▶ [WRITTEN INSTRUCTION]:
Please report every line from the material that contains the word "hijos".

--- START OF DATA FOR THE TASK ---

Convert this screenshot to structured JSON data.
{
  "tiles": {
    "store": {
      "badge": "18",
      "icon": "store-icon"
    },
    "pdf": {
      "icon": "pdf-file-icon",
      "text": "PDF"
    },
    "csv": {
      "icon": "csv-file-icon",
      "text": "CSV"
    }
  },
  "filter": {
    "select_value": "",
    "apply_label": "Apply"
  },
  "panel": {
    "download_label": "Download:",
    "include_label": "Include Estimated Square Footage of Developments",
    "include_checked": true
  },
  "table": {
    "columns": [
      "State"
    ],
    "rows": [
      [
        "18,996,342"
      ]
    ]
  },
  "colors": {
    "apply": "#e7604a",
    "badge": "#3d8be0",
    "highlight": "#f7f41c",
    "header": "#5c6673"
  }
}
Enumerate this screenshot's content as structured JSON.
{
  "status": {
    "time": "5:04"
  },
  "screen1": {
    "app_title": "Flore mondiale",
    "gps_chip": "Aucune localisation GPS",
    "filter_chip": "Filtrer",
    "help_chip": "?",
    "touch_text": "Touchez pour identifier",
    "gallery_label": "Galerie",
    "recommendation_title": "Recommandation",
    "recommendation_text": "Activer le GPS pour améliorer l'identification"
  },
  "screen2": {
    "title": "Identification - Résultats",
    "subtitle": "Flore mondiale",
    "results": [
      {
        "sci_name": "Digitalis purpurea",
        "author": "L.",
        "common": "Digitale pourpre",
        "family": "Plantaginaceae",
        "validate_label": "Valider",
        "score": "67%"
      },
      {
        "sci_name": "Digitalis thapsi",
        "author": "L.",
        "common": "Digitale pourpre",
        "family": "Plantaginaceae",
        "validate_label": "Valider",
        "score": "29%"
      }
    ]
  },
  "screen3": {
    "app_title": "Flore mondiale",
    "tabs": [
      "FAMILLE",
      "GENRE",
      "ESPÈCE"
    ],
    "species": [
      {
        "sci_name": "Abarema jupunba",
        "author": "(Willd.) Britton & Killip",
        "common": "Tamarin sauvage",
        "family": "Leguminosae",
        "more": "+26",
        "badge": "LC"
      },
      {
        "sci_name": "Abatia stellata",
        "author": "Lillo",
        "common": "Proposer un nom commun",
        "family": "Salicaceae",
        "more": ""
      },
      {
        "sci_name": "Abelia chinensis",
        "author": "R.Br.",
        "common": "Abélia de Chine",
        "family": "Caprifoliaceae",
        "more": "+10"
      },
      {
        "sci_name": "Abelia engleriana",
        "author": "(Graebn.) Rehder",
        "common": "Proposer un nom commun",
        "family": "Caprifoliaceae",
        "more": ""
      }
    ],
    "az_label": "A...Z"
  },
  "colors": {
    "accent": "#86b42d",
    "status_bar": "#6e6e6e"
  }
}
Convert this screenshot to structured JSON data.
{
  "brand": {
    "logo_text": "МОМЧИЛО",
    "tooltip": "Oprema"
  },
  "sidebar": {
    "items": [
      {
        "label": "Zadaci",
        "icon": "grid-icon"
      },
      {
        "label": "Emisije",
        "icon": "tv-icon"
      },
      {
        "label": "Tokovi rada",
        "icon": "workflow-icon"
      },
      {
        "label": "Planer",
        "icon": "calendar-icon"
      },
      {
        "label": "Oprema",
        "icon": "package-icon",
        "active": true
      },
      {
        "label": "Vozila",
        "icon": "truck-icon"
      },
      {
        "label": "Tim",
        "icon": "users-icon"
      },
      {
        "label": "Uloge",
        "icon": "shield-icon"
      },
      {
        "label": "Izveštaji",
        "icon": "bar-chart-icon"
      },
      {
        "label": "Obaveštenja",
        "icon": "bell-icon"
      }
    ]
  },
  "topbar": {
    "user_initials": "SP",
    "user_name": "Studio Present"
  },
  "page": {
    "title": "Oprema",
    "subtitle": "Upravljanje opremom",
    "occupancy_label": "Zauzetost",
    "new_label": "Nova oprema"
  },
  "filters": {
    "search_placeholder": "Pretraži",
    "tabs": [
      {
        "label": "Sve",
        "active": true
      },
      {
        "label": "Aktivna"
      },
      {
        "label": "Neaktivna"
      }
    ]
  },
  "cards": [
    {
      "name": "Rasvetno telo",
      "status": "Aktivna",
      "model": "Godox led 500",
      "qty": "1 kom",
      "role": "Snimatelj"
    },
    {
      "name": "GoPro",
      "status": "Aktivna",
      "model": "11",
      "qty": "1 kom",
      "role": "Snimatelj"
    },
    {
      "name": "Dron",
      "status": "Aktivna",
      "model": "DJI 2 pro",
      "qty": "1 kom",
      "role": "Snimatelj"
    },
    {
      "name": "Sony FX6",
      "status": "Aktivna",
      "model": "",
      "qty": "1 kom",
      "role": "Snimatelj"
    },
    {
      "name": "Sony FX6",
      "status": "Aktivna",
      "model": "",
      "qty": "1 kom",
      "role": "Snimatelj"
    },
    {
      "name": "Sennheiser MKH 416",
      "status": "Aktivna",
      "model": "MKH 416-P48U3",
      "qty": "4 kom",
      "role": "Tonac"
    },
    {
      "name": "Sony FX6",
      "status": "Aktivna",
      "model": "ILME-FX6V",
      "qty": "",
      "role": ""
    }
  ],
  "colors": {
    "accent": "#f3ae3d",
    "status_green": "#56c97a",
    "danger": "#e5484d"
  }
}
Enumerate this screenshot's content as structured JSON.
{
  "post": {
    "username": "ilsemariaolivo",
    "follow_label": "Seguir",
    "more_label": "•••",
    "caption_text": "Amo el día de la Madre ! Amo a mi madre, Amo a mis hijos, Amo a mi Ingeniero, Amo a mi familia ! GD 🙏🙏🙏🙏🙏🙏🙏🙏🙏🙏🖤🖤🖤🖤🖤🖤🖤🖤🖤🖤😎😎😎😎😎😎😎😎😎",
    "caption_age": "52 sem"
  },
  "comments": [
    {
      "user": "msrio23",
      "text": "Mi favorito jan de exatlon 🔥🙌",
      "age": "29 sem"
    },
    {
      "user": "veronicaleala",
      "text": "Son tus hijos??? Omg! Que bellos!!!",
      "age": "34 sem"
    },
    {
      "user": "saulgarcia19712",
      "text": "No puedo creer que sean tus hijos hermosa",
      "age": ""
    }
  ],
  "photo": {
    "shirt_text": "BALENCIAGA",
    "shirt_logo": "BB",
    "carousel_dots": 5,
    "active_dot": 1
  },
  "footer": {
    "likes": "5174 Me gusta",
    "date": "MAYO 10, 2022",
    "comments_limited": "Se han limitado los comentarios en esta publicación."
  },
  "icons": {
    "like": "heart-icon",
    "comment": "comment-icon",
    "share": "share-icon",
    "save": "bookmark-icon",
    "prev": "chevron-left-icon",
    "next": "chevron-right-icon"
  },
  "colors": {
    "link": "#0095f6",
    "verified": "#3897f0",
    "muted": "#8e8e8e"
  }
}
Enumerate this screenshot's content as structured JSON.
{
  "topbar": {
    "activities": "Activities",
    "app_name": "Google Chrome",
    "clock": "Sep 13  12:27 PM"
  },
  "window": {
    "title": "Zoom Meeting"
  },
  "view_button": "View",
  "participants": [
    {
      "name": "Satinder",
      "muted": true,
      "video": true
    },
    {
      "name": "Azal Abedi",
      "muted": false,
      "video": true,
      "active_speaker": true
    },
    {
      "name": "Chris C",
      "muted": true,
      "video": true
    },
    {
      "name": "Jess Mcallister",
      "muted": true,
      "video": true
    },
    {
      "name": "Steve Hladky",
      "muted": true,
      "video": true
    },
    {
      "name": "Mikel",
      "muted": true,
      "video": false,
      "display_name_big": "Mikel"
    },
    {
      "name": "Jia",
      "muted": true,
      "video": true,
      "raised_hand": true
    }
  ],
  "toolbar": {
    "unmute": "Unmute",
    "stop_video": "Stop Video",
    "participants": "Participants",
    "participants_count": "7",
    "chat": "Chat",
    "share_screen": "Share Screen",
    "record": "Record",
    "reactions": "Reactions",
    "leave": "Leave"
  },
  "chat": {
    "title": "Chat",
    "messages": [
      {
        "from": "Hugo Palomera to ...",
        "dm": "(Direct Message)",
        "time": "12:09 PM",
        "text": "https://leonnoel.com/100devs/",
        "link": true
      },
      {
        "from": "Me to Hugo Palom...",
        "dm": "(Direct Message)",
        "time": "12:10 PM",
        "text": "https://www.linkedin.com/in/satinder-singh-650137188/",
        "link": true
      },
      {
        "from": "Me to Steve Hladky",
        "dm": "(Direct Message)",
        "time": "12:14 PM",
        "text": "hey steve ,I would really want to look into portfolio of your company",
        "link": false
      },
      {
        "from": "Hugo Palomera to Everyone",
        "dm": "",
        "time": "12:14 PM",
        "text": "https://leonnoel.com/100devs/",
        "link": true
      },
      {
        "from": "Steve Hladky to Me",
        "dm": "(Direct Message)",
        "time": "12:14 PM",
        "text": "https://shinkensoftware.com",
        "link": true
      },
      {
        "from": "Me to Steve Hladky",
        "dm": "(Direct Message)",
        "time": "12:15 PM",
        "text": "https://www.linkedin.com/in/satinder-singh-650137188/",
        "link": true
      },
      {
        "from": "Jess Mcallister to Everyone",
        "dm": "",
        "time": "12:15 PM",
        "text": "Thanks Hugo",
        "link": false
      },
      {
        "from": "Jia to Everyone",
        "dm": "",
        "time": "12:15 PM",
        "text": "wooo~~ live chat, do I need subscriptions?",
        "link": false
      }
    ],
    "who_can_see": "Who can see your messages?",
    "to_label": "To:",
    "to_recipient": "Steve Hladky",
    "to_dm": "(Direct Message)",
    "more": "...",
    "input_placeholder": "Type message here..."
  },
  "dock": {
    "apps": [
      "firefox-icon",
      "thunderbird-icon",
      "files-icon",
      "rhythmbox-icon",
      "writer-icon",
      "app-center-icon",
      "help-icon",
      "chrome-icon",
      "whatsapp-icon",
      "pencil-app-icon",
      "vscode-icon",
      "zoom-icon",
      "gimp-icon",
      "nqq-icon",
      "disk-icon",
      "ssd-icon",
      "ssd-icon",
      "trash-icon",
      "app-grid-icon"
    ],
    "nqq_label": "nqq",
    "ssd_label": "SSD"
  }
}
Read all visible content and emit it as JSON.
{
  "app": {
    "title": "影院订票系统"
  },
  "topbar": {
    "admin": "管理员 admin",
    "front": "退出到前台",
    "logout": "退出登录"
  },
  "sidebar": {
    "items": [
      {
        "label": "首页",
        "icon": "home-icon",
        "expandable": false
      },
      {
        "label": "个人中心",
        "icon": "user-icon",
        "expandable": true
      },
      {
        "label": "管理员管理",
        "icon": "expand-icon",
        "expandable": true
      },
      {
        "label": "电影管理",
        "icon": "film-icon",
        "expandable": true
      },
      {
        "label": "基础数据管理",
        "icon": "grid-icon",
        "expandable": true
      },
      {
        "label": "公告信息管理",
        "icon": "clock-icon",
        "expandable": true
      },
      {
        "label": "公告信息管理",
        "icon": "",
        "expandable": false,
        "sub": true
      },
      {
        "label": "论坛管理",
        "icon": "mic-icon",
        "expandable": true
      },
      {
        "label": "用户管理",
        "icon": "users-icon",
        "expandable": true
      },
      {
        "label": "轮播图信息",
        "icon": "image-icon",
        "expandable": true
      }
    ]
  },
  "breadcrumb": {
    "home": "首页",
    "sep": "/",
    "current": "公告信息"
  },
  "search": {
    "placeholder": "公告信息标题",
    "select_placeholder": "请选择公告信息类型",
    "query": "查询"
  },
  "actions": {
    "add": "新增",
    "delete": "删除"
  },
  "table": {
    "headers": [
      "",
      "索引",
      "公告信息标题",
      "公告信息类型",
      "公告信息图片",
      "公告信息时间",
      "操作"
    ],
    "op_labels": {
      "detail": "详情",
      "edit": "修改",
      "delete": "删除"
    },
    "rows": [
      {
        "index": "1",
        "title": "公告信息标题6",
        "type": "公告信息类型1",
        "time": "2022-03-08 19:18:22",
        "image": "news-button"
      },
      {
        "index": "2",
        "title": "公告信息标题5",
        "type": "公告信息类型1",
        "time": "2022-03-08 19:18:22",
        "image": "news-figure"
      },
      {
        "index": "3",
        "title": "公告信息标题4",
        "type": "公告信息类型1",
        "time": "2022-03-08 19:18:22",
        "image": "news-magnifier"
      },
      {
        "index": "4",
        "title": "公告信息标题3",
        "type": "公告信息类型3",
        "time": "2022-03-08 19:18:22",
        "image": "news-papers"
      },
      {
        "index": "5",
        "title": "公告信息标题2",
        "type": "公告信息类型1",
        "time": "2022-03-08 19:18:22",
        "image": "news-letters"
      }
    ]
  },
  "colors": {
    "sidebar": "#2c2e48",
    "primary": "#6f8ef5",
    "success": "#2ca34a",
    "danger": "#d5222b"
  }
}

--- END OF DATA FOR THE TASK ---

▶ [ANSWER TO THIS PROBLEM]:
    "caption_text": "Amo el día de la Madre ! Amo a mi madre, Amo a mis hijos, Amo a mi Ingeniero, Amo a mi familia ! GD 🙏🙏🙏🙏🙏🙏🙏🙏🙏🙏🖤🖤🖤🖤🖤🖤🖤🖤🖤🖤😎😎😎😎😎😎😎😎😎",
      "text": "Son tus hijos??? Omg! Que bellos!!!",
      "text": "No puedo creer que sean tus hijos hermosa",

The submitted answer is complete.